Stored rows ::
_ _ _ _ _

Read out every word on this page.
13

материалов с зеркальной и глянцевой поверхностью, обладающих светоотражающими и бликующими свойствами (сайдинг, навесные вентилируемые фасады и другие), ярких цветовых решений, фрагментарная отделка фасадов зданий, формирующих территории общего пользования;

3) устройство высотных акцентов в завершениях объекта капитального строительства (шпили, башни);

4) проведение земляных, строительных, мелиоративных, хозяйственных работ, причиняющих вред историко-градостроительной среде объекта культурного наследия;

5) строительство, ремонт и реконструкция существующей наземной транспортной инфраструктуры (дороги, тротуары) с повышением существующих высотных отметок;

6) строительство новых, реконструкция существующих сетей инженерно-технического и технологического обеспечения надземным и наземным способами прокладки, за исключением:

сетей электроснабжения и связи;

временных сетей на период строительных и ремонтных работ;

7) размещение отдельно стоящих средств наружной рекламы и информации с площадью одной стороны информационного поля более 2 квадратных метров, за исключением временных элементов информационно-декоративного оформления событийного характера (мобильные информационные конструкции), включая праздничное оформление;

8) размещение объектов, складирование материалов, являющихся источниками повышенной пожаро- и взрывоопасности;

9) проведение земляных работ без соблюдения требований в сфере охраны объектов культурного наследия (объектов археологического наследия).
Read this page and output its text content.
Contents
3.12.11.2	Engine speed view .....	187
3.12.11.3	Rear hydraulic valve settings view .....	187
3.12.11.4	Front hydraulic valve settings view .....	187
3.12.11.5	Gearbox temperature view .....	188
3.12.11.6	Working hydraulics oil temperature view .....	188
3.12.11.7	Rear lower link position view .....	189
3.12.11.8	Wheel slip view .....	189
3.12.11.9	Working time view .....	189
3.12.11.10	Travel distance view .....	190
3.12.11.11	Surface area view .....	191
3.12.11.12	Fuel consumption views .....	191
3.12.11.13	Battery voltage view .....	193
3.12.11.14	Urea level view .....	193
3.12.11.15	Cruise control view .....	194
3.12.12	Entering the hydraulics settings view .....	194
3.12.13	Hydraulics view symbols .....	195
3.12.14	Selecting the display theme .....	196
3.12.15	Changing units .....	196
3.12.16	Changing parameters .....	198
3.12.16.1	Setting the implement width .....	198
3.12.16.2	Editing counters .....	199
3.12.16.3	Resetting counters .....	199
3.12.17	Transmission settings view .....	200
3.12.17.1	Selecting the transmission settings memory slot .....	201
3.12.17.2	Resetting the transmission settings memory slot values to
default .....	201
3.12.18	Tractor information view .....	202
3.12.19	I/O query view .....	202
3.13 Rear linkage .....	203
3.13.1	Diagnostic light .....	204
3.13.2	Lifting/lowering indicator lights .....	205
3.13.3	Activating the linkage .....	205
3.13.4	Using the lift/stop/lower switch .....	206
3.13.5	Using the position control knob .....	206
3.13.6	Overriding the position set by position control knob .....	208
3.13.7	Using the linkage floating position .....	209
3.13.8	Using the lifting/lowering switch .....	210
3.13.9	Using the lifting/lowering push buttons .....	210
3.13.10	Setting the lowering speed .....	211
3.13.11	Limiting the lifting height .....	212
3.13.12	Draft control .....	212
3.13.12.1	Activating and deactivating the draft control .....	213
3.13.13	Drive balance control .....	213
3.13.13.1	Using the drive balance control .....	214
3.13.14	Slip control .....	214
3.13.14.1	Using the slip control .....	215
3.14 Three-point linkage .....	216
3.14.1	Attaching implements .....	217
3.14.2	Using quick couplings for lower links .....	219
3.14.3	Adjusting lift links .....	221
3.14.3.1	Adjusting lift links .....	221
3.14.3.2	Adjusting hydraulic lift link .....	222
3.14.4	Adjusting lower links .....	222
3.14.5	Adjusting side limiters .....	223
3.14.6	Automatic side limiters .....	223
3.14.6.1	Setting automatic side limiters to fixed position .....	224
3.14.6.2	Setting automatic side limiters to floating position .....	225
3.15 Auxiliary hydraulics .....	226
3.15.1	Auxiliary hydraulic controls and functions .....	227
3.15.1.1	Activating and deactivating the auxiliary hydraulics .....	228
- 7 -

_ _ _ _ _

Show all lines in the entries above where the string "slot" appears.

Exercise response ::
3.12.17.1	Selecting the transmission settings memory slot .....	201
3.12.17.2	Resetting the transmission settings memory slot values to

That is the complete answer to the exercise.